* About this exercise *
Scan the entries below for the word "from". Copy out every line in which it occurs.
"""
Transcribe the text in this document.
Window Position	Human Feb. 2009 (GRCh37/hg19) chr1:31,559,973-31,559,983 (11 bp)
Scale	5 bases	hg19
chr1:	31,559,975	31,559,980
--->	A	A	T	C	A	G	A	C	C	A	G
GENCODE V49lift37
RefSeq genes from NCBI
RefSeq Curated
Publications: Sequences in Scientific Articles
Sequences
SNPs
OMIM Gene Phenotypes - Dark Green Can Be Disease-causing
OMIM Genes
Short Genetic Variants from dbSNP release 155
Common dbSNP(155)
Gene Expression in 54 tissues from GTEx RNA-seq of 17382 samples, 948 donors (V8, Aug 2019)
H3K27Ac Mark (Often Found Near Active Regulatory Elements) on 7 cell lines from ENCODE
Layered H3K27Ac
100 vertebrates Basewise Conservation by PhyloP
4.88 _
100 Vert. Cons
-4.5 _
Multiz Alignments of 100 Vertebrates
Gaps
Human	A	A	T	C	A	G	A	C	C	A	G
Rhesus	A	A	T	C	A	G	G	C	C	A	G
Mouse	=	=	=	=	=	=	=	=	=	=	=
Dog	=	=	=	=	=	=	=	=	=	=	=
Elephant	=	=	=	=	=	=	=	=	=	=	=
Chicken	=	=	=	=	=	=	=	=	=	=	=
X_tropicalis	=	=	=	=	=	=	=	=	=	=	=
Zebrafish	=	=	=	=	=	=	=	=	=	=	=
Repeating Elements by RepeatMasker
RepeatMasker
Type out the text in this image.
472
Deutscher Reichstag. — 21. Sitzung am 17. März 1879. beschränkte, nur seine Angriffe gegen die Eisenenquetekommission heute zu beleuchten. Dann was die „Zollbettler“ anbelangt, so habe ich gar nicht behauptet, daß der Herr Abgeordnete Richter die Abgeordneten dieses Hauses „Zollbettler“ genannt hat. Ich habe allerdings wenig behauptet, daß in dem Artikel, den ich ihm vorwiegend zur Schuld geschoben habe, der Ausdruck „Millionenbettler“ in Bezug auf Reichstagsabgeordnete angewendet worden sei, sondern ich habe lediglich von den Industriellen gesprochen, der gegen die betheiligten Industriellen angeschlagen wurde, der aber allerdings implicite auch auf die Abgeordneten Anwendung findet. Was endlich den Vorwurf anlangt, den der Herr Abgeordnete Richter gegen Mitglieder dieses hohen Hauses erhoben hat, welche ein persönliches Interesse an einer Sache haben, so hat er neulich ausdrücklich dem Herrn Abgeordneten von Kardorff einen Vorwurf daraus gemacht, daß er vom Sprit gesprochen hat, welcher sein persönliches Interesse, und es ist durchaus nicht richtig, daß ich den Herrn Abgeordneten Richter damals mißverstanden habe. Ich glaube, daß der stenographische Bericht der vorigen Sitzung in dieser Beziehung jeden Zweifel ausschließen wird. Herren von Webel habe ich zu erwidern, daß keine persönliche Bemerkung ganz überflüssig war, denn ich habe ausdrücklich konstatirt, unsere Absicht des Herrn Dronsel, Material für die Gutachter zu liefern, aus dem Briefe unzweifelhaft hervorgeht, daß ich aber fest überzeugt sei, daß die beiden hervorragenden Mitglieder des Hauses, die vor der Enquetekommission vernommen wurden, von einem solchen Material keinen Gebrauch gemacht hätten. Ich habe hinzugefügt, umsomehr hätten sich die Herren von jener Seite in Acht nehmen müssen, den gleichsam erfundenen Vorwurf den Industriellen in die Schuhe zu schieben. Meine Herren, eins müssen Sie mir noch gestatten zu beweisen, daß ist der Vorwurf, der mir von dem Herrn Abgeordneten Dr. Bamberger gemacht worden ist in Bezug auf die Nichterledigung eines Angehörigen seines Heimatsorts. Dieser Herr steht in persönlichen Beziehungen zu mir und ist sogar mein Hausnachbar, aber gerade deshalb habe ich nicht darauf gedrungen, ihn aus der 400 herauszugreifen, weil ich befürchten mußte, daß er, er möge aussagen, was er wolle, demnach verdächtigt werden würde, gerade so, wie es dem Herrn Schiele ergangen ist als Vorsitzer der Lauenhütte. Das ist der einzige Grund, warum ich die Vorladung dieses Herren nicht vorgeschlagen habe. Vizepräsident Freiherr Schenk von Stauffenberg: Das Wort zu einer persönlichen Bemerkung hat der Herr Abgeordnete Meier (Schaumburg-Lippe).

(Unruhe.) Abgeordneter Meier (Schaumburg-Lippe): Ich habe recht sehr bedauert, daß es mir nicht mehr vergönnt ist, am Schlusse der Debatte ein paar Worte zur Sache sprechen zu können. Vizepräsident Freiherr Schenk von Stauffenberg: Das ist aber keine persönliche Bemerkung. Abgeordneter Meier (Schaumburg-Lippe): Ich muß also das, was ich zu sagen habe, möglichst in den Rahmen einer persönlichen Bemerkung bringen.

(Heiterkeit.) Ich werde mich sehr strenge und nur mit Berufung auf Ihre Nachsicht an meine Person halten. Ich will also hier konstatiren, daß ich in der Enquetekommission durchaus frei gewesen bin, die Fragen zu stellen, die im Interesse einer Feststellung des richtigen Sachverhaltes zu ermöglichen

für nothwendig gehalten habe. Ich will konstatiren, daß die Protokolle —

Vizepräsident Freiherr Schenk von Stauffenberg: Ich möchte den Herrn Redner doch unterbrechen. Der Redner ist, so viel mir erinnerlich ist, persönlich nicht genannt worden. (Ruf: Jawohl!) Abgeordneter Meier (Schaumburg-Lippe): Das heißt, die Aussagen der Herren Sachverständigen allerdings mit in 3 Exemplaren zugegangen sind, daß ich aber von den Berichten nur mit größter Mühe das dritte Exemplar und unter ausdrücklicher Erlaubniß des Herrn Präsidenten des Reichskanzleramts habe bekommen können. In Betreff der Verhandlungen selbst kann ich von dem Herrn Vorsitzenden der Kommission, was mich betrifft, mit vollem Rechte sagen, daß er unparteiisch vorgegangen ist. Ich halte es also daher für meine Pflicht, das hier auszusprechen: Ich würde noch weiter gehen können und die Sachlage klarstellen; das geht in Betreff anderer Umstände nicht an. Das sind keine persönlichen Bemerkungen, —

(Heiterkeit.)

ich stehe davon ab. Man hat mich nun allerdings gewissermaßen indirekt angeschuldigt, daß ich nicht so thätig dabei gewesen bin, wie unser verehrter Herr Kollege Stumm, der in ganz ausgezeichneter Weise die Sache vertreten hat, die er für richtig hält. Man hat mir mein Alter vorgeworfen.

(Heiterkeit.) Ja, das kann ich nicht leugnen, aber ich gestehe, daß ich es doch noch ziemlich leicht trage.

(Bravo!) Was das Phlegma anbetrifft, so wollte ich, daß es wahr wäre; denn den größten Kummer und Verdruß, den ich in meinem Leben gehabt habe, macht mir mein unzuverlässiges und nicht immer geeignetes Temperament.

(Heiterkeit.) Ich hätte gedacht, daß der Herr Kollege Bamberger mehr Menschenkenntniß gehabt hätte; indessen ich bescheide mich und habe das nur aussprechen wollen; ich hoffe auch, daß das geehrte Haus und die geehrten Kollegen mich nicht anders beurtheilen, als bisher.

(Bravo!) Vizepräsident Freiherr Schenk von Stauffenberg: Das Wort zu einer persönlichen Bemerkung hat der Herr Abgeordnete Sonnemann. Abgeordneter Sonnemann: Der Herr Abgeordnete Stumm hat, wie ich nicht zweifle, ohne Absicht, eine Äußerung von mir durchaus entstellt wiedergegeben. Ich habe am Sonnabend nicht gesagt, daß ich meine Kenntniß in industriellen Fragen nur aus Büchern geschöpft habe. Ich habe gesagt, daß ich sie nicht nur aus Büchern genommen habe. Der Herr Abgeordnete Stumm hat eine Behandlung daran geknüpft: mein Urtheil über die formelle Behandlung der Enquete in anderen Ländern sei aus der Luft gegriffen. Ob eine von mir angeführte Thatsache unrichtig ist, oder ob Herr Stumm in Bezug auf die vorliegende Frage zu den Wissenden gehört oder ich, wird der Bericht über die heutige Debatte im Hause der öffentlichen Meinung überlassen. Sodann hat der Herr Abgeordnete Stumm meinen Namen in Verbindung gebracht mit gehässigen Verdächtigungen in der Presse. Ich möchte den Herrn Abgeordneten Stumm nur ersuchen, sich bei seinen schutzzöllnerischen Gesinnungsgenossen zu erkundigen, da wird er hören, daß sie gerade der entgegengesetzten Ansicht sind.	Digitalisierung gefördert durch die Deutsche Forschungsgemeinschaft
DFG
"""
* Answer to the exercise *
RefSeq genes from NCBI
Short Genetic Variants from dbSNP release 155
Gene Expression in 54 tissues from GTEx RNA-seq of 17382 samples, 948 donors (V8, Aug 2019)
H3K27Ac Mark (Often Found Near Active Regulatory Elements) on 7 cell lines from ENCODE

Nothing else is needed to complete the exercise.